=== WHAT YOU NEED TO DO ===
Which lines have the string "trunk"? Copy all of them from the entries below.

Stored items:
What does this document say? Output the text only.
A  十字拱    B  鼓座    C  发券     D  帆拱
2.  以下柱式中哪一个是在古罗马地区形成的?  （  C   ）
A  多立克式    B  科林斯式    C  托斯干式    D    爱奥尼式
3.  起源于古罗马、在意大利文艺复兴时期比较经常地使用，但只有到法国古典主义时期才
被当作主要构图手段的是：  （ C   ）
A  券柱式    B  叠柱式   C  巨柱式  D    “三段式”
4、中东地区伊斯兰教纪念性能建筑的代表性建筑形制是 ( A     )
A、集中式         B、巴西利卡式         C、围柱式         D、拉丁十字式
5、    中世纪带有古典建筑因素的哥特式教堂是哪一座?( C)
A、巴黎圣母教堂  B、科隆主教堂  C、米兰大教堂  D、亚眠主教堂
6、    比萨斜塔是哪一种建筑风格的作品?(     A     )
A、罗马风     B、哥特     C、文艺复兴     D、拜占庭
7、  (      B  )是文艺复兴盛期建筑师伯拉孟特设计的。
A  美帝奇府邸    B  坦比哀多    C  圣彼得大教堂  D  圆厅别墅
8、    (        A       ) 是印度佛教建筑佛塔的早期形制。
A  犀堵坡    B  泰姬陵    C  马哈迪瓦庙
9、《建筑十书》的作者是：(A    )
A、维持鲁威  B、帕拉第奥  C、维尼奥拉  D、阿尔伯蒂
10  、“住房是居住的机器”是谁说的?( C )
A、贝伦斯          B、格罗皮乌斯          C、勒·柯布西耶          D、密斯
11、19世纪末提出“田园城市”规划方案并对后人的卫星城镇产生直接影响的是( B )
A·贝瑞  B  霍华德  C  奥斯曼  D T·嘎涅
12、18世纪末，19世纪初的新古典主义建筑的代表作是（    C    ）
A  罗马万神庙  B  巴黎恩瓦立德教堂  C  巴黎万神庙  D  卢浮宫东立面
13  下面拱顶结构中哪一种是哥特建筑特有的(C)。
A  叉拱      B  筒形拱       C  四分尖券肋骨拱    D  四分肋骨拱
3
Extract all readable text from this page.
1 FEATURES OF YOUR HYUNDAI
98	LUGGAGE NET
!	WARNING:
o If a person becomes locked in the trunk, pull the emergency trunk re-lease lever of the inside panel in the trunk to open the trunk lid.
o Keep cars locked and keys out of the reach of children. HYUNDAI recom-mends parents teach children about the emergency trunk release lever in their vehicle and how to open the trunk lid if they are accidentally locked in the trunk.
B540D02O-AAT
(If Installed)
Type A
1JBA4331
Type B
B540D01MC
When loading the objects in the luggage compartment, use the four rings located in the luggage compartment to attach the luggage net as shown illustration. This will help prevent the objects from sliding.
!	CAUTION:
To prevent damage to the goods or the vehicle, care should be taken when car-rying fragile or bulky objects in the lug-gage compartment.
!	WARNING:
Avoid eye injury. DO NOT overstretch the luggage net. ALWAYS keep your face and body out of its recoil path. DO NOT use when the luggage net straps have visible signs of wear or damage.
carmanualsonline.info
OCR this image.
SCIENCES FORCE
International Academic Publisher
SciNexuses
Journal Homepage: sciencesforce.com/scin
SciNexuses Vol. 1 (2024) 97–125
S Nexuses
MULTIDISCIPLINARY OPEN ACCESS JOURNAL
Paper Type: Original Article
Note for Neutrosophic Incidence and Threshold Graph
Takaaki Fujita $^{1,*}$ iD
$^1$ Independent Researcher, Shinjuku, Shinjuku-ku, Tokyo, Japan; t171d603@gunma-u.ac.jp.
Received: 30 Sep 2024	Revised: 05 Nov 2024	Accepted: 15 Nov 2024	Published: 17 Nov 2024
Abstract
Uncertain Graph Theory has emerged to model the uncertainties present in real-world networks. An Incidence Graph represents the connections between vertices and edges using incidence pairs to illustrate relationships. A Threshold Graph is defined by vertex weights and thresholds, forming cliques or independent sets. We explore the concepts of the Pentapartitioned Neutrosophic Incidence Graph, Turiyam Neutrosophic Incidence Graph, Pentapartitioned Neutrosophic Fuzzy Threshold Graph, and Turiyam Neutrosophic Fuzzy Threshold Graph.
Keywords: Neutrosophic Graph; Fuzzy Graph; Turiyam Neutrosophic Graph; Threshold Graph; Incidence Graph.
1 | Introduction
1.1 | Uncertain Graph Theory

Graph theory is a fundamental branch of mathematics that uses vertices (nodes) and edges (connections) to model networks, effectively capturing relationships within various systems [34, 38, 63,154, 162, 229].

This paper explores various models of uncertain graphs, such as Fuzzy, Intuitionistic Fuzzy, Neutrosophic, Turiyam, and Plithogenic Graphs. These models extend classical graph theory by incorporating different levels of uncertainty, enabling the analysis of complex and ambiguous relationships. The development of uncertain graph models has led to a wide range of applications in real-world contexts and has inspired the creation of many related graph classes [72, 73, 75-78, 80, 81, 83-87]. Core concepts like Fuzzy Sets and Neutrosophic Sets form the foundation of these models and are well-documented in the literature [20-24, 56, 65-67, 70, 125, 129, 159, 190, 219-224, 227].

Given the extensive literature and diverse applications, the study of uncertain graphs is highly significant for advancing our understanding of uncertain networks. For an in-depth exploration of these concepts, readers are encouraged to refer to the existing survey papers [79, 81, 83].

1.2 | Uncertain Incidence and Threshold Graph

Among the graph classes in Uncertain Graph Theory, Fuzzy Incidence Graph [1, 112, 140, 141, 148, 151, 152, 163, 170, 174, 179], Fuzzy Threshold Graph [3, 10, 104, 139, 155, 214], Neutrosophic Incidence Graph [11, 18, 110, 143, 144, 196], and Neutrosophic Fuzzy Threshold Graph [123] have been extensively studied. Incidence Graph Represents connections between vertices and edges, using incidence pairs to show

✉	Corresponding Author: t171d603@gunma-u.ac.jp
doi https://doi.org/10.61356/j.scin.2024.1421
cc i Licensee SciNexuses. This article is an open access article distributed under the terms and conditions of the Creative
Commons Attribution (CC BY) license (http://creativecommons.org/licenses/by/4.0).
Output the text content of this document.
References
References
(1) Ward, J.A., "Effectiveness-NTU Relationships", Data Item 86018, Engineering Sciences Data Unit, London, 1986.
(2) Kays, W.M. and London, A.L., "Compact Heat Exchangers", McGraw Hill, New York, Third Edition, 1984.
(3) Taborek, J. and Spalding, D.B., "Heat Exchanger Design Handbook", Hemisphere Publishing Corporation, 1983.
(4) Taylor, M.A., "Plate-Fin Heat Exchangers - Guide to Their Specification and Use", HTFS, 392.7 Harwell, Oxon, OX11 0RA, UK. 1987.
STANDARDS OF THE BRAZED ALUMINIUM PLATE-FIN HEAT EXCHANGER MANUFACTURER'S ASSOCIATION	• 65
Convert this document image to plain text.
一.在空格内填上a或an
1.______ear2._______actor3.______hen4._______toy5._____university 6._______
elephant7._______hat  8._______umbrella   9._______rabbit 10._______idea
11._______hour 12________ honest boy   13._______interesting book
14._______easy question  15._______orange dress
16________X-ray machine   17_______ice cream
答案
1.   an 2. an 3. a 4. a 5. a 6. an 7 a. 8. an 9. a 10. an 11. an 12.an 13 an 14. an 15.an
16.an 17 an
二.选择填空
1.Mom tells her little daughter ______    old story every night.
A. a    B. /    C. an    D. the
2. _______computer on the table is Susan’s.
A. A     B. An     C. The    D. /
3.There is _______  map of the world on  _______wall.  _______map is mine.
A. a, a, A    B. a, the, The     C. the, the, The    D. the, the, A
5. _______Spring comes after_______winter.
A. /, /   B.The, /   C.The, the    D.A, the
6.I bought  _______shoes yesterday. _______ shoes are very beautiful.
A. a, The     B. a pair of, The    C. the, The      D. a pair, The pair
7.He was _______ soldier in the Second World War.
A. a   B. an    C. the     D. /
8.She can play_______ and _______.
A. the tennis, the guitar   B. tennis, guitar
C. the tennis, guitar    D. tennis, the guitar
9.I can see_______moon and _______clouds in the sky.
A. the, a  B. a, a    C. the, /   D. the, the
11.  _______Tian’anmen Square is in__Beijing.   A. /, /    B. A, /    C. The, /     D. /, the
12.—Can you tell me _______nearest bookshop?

=== THE RESULT ===
o If a person becomes locked in the trunk, pull the emergency trunk re-lease lever of the inside panel in the trunk to open the trunk lid.
o Keep cars locked and keys out of the reach of children. HYUNDAI recom-mends parents teach children about the emergency trunk release lever in their vehicle and how to open the trunk lid if they are accidentally locked in the trunk.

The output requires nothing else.